### Figure data in JSON
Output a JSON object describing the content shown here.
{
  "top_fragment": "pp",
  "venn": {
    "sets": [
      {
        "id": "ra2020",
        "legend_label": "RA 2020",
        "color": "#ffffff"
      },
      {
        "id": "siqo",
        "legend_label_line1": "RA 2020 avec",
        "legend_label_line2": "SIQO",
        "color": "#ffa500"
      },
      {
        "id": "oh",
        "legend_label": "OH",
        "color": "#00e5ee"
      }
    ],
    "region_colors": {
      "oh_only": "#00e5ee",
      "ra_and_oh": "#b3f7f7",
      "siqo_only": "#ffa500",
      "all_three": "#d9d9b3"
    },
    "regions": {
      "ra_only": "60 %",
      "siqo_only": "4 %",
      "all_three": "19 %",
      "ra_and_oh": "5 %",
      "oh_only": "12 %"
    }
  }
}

...

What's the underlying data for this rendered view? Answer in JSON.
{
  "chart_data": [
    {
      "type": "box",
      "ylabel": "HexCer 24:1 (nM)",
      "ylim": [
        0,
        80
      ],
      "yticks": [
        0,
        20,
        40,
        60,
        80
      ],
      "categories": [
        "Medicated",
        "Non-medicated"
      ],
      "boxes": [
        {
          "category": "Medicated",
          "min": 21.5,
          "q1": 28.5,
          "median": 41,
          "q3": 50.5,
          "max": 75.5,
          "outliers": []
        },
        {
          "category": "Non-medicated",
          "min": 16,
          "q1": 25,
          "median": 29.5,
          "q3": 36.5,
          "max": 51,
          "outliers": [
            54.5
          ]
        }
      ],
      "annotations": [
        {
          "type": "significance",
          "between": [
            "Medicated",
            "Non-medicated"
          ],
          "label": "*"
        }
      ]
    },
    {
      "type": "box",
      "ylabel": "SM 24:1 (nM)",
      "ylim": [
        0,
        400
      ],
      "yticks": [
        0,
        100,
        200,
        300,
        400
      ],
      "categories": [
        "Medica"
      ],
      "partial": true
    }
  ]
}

### Set exercise
All lines above with "ylabel" in them should be returned.

### Worked answer
      "ylabel": "HexCer 24:1 (nM)",
      "ylabel": "SM 24:1 (nM)",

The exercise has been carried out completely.